→ **Excerpt to read**
Given \(SIM_P\), we can compute the function computed by \(P\) by writing
expressions for encoding the input as the initial state, and decoding
the output from the final state. We omit the details, though this is
fairly straightforward.

While the collection of “basic” functions we allowed for \(\lambda\) calculus is smaller than what’s provided by most Lisp dialects, coming from NAND++ it still seems a little “bloated”. Can we make do with less? In other words, can we find a subset of these basic operations that can implement the rest?

This is a good point to pause and think how you would implement these operations yourself. For example, start by thinking how you could implement \(MAP\) using \(REDUCE\), and then \(REDUCE\) using \(RECURSE\) combined with \(0,1,IF,PAIR,HEAD,TAIL,NIL,ISEMPTY\) together with the \(\lambda\) operations.

Now you can think how you could implement \(PAIR\), \(HEAD\) and \(TAIL\)
based on \(0,1,IF\). The idea is that we can represent a *pair* as
*function*.

It turns out that there is in fact a proper subset of these basic
operations that can be used to implement the rest. That subset is the
empty set. That is, we can implement *all* the operations above using
the \(\lambda\) formalism only, even without using \(0\)’s and \(1\)’s. It’s
\(\lambda\)’s all the way down! The idea is that we encode \(0\) and \(1\)
themselves as \(\lambda\) expressions, and build things up from there.
This notion is known as Church encoding, as it
was originated by Church in his effort to show that the \(\lambda\)
calculus can be a basis for all computation.

There are λ expressions that implement the functions \(0\),\(1\),\(IF\),\(PAIR\), \(HEAD\), \(TAIL\), \(NIL\), \(ISEMPTY\), \(MAP\), \(REDUCE\), and \(RECURSE\).

→ **Written task 1**
In the lambda calculus excerpt, list every operation the text says should be used together with RECURSE and the λ operations to implement REDUCE.
→ **Written task 2**
Output a word-for-word copy of the lambda calculus excerpt, starting at the words "It turns out" and ending after "for all computation.".
The lines after this point come from a different source than the lambda calculus excerpt.

→ **Supplied information**

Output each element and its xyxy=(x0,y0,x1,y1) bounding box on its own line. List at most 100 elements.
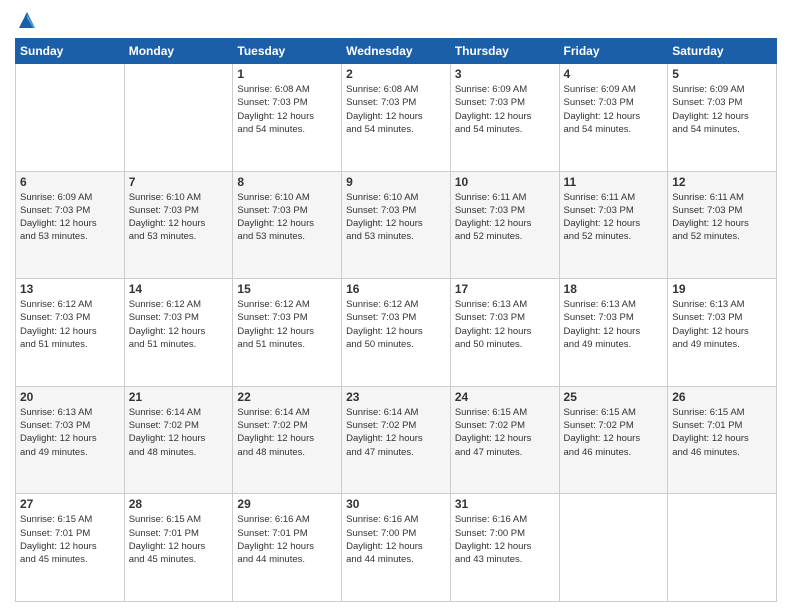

→ **Reply 1**
0, 1, IF, PAIR, HEAD, TAIL, NIL, ISEMPTY

→ **Reply 2**
It turns out that there is in fact a proper subset of these basic
operations that can be used to implement the rest. That subset is the
empty set. That is, we can implement *all* the operations above using
the \(\lambda\) formalism only, even without using \(0\)’s and \(1\)’s. It’s
\(\lambda\)’s all the way down! The idea is that we encode \(0\) and \(1\)
themselves as \(\lambda\) expressions, and build things up from there.
This notion is known as Church encoding, as it
was originated by Church in his effort to show that the \(\lambda\)
calculus can be a basis for all computation.